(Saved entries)
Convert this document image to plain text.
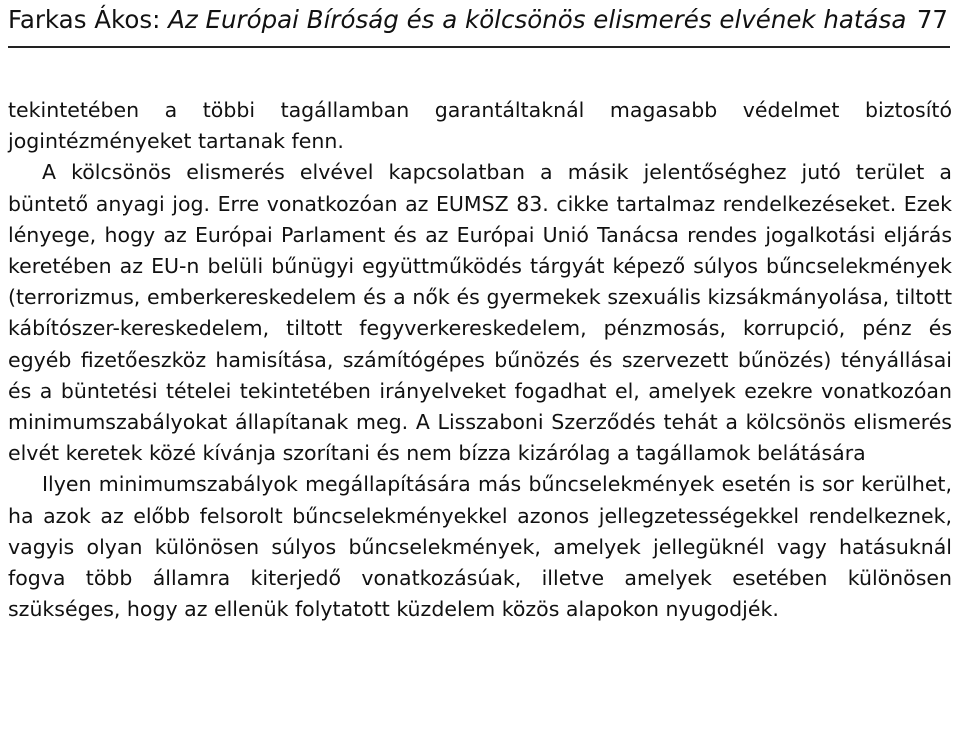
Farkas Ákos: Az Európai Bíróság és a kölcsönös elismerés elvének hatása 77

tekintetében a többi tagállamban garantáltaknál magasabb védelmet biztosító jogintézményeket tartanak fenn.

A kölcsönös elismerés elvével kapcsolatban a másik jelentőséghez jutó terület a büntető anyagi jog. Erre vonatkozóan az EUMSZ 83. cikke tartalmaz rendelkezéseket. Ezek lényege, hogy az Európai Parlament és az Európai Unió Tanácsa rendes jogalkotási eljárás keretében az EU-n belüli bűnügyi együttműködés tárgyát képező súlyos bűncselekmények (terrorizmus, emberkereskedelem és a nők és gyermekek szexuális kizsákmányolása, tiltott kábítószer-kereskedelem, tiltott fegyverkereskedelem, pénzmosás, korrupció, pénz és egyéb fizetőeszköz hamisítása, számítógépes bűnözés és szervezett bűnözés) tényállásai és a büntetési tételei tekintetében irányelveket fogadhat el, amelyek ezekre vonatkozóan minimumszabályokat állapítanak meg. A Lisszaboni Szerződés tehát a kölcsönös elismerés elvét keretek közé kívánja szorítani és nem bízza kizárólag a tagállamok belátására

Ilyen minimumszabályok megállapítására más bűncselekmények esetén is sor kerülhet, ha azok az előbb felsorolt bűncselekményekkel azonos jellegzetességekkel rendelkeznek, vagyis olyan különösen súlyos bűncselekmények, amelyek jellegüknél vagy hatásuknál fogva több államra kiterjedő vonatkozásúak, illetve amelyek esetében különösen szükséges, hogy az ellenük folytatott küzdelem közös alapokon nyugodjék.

◆ Challenge
Copy the listing exactly. Any image in it stays out of the copy.

◆ Response
Convert this document image to plain text.
Farkas Ákos: Az Európai Bíróság és a kölcsönös elismerés elvének hatása 77

tekintetében a többi tagállamban garantáltaknál magasabb védelmet biztosító jogintézményeket tartanak fenn.

A kölcsönös elismerés elvével kapcsolatban a másik jelentőséghez jutó terület a büntető anyagi jog. Erre vonatkozóan az EUMSZ 83. cikke tartalmaz rendelkezéseket. Ezek lényege, hogy az Európai Parlament és az Európai Unió Tanácsa rendes jogalkotási eljárás keretében az EU-n belüli bűnügyi együttműködés tárgyát képező súlyos bűncselekmények (terrorizmus, emberkereskedelem és a nők és gyermekek szexuális kizsákmányolása, tiltott kábítószer-kereskedelem, tiltott fegyverkereskedelem, pénzmosás, korrupció, pénz és egyéb fizetőeszköz hamisítása, számítógépes bűnözés és szervezett bűnözés) tényállásai és a büntetési tételei tekintetében irányelveket fogadhat el, amelyek ezekre vonatkozóan minimumszabályokat állapítanak meg. A Lisszaboni Szerződés tehát a kölcsönös elismerés elvét keretek közé kívánja szorítani és nem bízza kizárólag a tagállamok belátására

Ilyen minimumszabályok megállapítására más bűncselekmények esetén is sor kerülhet, ha azok az előbb felsorolt bűncselekményekkel azonos jellegzetességekkel rendelkeznek, vagyis olyan különösen súlyos bűncselekmények, amelyek jellegüknél vagy hatásuknál fogva több államra kiterjedő vonatkozásúak, illetve amelyek esetében különösen szükséges, hogy az ellenük folytatott küzdelem közös alapokon nyugodjék.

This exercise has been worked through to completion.